• Task requirements: Show all lines holding the string "Malo".

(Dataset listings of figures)
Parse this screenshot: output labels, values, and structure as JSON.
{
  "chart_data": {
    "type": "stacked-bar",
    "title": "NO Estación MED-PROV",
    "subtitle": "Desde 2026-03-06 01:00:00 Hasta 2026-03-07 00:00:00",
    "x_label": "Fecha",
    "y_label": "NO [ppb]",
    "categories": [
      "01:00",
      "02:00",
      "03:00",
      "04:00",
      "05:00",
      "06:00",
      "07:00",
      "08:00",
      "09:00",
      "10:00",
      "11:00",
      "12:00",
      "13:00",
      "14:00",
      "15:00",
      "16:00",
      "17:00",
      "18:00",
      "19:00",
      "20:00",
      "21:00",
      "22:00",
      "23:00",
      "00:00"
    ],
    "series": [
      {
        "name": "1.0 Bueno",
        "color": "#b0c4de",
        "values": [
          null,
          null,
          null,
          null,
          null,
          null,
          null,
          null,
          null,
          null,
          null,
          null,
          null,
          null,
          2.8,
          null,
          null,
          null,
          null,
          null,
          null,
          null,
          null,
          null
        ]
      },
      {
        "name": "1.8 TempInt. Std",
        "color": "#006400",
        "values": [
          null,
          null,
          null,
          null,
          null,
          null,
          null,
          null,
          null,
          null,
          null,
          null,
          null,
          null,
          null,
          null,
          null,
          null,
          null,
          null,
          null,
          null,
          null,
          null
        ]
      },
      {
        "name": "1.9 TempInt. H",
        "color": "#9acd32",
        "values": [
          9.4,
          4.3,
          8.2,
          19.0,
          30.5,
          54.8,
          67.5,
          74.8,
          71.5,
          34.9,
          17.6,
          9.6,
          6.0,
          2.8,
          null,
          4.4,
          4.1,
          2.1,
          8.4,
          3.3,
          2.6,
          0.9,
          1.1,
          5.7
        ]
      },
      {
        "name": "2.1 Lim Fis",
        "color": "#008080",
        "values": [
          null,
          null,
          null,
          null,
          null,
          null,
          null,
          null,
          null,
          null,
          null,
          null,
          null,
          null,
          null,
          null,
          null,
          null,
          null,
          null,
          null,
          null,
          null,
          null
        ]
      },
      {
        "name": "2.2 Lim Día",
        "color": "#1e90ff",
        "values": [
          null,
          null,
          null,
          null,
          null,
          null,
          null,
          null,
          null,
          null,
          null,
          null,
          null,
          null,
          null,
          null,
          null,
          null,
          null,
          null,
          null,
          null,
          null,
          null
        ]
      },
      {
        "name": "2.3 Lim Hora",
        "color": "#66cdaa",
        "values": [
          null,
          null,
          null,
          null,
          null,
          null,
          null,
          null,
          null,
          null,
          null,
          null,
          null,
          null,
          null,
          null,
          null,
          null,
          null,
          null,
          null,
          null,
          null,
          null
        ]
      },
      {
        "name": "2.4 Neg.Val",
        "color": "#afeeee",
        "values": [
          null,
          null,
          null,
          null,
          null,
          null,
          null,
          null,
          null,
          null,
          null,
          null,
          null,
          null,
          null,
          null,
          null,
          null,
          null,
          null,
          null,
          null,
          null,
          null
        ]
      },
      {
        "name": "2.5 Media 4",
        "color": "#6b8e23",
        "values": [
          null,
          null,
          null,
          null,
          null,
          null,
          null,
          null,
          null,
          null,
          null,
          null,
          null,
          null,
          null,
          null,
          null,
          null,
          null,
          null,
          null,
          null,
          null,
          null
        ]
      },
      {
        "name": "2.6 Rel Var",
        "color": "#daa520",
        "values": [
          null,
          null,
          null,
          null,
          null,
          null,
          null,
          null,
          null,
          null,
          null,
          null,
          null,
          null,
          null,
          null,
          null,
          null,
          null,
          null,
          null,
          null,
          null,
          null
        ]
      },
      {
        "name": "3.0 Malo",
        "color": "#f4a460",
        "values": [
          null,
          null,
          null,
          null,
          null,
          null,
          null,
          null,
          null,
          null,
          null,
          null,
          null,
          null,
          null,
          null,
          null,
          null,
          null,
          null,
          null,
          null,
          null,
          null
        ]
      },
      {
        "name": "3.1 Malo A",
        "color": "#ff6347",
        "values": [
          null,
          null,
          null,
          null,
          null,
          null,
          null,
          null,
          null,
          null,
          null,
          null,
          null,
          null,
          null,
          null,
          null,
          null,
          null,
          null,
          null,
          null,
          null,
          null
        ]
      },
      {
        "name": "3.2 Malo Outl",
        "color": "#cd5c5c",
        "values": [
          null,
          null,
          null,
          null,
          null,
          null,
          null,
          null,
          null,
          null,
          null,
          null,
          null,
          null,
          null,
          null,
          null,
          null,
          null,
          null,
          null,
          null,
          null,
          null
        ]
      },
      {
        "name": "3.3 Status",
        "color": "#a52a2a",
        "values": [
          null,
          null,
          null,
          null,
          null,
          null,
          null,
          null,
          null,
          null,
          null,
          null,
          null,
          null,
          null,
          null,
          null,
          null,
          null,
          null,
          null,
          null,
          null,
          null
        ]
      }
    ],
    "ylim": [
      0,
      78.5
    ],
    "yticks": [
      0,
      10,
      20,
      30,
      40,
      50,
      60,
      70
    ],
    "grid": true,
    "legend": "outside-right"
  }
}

• Worked answer:
        "name": "3.0 Malo",
        "name": "3.1 Malo A",
        "name": "3.2 Malo Outl",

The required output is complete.